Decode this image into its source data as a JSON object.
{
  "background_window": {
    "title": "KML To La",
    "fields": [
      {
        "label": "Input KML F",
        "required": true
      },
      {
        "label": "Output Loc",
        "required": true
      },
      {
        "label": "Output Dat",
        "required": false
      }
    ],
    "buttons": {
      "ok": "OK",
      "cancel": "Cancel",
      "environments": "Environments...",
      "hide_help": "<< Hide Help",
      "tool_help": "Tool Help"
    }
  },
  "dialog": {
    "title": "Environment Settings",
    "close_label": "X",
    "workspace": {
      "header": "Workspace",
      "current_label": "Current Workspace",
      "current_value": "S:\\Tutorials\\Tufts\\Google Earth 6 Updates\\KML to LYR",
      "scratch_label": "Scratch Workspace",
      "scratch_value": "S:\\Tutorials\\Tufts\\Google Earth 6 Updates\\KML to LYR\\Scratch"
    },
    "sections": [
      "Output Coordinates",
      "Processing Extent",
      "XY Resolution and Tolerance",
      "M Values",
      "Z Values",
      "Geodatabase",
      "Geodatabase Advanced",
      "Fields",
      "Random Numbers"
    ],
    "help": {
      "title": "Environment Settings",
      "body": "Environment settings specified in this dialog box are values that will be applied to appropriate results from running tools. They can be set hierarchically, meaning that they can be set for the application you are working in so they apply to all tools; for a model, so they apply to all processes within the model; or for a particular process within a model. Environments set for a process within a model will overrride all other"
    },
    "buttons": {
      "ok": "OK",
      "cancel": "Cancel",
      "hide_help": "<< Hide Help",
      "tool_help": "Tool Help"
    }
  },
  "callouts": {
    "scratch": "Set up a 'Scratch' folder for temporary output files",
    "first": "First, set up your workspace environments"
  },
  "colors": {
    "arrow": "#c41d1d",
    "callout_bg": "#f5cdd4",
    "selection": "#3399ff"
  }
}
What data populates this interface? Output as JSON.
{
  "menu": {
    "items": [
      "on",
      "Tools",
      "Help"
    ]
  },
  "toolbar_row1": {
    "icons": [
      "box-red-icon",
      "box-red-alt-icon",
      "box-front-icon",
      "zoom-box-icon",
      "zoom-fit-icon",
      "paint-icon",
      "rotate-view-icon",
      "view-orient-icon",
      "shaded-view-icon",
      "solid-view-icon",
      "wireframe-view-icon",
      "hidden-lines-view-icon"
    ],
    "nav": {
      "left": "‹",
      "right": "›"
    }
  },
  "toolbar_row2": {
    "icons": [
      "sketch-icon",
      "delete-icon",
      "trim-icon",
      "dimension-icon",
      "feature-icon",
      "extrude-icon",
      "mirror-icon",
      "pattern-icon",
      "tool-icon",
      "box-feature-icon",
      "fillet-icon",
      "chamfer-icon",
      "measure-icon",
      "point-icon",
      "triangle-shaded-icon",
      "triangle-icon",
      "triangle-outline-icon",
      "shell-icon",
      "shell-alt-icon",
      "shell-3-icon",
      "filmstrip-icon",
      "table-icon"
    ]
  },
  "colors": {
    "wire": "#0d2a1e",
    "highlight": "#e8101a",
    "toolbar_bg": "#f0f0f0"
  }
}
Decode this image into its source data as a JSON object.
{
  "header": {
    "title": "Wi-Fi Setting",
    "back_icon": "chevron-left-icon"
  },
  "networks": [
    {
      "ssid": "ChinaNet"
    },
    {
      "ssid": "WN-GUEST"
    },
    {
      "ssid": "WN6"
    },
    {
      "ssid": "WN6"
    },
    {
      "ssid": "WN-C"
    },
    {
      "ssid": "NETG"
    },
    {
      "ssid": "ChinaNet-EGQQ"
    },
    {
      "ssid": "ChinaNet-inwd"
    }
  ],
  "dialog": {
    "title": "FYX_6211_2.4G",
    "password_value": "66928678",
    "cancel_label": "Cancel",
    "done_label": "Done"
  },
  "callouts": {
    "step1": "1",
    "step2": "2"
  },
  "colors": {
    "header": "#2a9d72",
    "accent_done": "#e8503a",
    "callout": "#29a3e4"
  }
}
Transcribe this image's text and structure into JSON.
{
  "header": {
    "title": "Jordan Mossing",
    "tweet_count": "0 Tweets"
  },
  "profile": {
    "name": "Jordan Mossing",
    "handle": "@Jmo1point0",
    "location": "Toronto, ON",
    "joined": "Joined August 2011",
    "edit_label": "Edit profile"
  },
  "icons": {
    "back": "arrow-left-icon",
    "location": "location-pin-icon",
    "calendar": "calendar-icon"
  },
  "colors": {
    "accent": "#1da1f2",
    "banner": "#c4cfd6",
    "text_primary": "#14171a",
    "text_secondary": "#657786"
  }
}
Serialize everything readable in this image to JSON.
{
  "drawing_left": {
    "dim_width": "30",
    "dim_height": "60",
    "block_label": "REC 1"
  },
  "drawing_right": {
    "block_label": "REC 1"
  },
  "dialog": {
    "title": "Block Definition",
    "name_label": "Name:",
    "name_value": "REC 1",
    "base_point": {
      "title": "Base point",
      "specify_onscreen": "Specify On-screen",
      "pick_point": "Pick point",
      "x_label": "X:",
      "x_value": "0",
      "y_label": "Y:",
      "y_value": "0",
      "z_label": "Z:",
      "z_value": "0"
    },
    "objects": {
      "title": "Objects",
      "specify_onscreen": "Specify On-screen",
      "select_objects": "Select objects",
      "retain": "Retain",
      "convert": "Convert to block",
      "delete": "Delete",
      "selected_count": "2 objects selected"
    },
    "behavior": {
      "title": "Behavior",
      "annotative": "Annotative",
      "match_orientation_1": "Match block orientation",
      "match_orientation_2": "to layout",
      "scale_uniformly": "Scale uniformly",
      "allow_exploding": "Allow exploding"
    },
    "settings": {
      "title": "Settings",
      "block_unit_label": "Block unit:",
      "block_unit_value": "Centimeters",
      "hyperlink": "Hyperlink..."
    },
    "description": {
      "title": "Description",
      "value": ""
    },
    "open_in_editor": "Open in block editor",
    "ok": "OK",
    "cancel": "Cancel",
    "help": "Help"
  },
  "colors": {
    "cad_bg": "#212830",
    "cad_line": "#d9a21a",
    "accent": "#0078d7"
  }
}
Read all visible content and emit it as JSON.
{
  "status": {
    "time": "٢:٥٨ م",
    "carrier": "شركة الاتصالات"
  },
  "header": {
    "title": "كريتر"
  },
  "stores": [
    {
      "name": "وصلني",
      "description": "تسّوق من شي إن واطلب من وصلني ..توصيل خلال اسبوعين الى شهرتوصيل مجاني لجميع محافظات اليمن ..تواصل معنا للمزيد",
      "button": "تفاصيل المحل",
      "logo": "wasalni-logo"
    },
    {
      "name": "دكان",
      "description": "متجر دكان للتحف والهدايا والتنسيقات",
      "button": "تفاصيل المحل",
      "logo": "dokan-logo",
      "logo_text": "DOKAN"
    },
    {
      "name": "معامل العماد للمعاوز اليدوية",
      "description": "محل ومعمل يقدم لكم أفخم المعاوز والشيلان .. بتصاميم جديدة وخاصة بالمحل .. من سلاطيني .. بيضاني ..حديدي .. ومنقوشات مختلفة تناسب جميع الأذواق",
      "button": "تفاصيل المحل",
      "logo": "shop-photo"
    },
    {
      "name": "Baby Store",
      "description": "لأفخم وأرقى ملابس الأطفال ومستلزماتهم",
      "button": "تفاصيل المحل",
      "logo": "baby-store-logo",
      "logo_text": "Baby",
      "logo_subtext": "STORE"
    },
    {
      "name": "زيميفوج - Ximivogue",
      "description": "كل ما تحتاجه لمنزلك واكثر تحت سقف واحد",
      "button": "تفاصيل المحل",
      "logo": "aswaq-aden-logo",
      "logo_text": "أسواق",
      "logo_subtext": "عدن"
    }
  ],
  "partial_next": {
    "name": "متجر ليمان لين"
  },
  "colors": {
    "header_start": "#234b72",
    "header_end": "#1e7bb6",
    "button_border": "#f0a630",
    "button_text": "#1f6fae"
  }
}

────

◆ GIVEN EXERCISE
Using the listing above, list every line in which the string "وصلني" occurs.

◆ TASK SOLUTION
      "name": "وصلني",
      "description": "تسّوق من شي إن واطلب من وصلني ..توصيل خلال اسبوعين الى شهرتوصيل مجاني لجميع محافظات اليمن ..تواصل معنا للمزيد",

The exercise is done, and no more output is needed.